- [TASK INSTRUCTIONS]
Scan the lines below; pull out those with "label".

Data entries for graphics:
——
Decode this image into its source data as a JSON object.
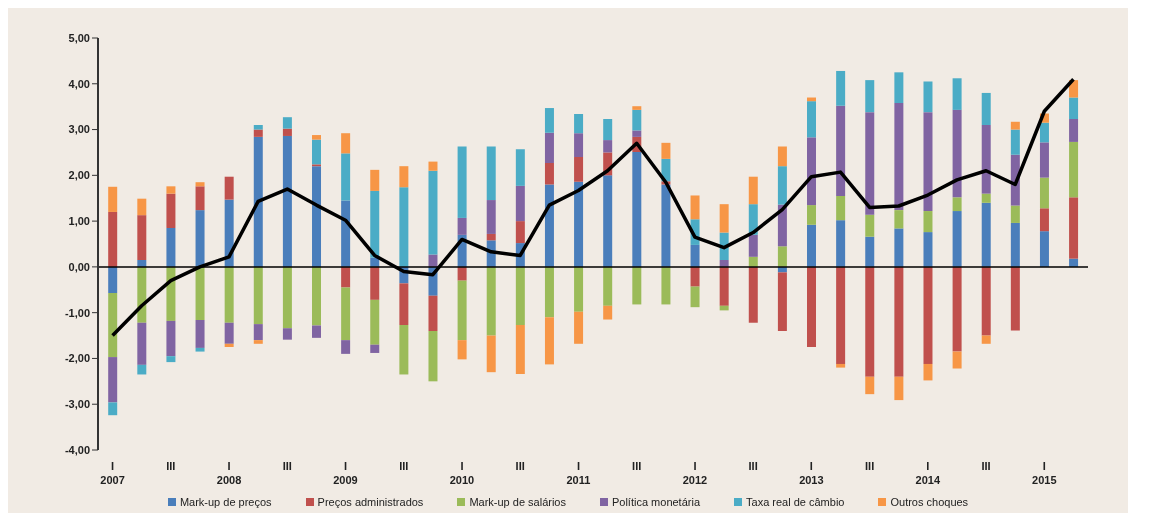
{
  "chart_data": {
    "type": "bar",
    "stacked": true,
    "categories": [
      "I\n2007",
      null,
      "III",
      null,
      "I\n2008",
      null,
      "III",
      null,
      "I\n2009",
      null,
      "III",
      null,
      "I\n2010",
      null,
      "III",
      null,
      "I\n2011",
      null,
      "III",
      null,
      "I\n2012",
      null,
      "III",
      null,
      "I\n2013",
      null,
      "III",
      null,
      "I\n2014",
      null,
      "III",
      null,
      "I\n2015",
      null
    ],
    "series": [
      {
        "name": "Mark-up de preços",
        "color": "#4a7ebb",
        "values": [
          -0.57,
          0.15,
          0.85,
          1.24,
          1.47,
          2.84,
          2.86,
          2.2,
          1.45,
          0.2,
          -0.36,
          -0.63,
          0.7,
          0.58,
          0.52,
          1.8,
          1.86,
          2.0,
          2.51,
          1.8,
          0.48,
          0,
          0,
          -0.12,
          0.92,
          1.02,
          0.66,
          0.84,
          0.76,
          1.22,
          1.4,
          0.96,
          0.78,
          0.18
        ]
      },
      {
        "name": "Preços administrados",
        "color": "#c0504d",
        "values": [
          1.2,
          0.98,
          0.75,
          0.52,
          0.5,
          0.16,
          0.16,
          0.04,
          -0.45,
          -0.72,
          -0.91,
          -0.77,
          -0.3,
          0.14,
          0.48,
          0.47,
          0.54,
          0.5,
          0.33,
          0.07,
          -0.43,
          -0.85,
          -1.22,
          -1.28,
          -1.75,
          -2.12,
          -2.4,
          -2.4,
          -2.12,
          -1.85,
          -1.5,
          -1.39,
          0.5,
          1.34
        ]
      },
      {
        "name": "Mark-up de salários",
        "color": "#9bbb59",
        "values": [
          -1.4,
          -1.22,
          -1.18,
          -1.16,
          -1.22,
          -1.25,
          -1.34,
          -1.28,
          -1.15,
          -0.98,
          -1.08,
          -1.1,
          -1.3,
          -1.5,
          -1.27,
          -1.1,
          -0.98,
          -0.85,
          -0.82,
          -0.82,
          -0.45,
          -0.1,
          0.22,
          0.45,
          0.43,
          0.53,
          0.48,
          0.4,
          0.46,
          0.3,
          0.2,
          0.38,
          0.67,
          1.21
        ]
      },
      {
        "name": "Política monetária",
        "color": "#8064a2",
        "values": [
          -0.99,
          -0.92,
          -0.77,
          -0.61,
          -0.46,
          -0.35,
          -0.25,
          -0.27,
          -0.3,
          -0.18,
          0,
          0.27,
          0.37,
          0.74,
          0.77,
          0.66,
          0.52,
          0.27,
          0.14,
          0,
          0,
          0.15,
          0.48,
          0.91,
          1.48,
          1.97,
          2.24,
          2.34,
          2.16,
          1.91,
          1.5,
          1.11,
          0.77,
          0.5
        ]
      },
      {
        "name": "Taxa real de câmbio",
        "color": "#4bacc6",
        "values": [
          -0.28,
          -0.21,
          -0.13,
          -0.08,
          0,
          0.1,
          0.25,
          0.54,
          1.03,
          1.46,
          1.74,
          1.83,
          1.56,
          1.17,
          0.8,
          0.54,
          0.42,
          0.46,
          0.45,
          0.49,
          0.56,
          0.6,
          0.67,
          0.84,
          0.79,
          0.76,
          0.7,
          0.67,
          0.67,
          0.69,
          0.7,
          0.55,
          0.43,
          0.47
        ]
      },
      {
        "name": "Outros choques",
        "color": "#f79646",
        "values": [
          0.55,
          0.36,
          0.16,
          0.09,
          -0.07,
          -0.08,
          0,
          0.1,
          0.44,
          0.46,
          0.46,
          0.2,
          -0.42,
          -0.8,
          -1.07,
          -1.03,
          -0.7,
          -0.3,
          0.08,
          0.35,
          0.52,
          0.62,
          0.6,
          0.43,
          0.08,
          -0.08,
          -0.38,
          -0.51,
          -0.36,
          -0.37,
          -0.18,
          0.17,
          0.2,
          0.38
        ]
      },
      {
        "type": "line",
        "color": "#000000",
        "values": [
          -1.5,
          -0.85,
          -0.3,
          0,
          0.22,
          1.43,
          1.7,
          1.35,
          1.02,
          0.25,
          -0.1,
          -0.17,
          0.6,
          0.33,
          0.25,
          1.35,
          1.67,
          2.1,
          2.7,
          1.85,
          0.65,
          0.42,
          0.75,
          1.25,
          1.97,
          2.07,
          1.3,
          1.33,
          1.57,
          1.9,
          2.1,
          1.8,
          3.4,
          4.1
        ]
      }
    ],
    "ylim": [
      -4,
      5
    ],
    "yticks": [
      {
        "value": -4,
        "label": "-4,00"
      },
      {
        "value": -3,
        "label": "-3,00"
      },
      {
        "value": -2,
        "label": "-2,00"
      },
      {
        "value": -1,
        "label": "-1,00"
      },
      {
        "value": 0,
        "label": "0,00"
      },
      {
        "value": 1,
        "label": "1,00"
      },
      {
        "value": 2,
        "label": "2,00"
      },
      {
        "value": 3,
        "label": "3,00"
      },
      {
        "value": 4,
        "label": "4,00"
      },
      {
        "value": 5,
        "label": "5,00"
      }
    ],
    "ref_lines": [
      {
        "axis": "y",
        "value": 0,
        "color": "#000000"
      }
    ],
    "grid": false,
    "legend": "bottom",
    "marker": "none",
    "line_style": "solid"
  }
}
——
- [SOLUTION TO THE PROBLEM]
        "label": "-4,00"
        "label": "-3,00"
        "label": "-2,00"
        "label": "-1,00"
        "label": "0,00"
        "label": "1,00"
        "label": "2,00"
        "label": "3,00"
        "label": "4,00"
        "label": "5,00"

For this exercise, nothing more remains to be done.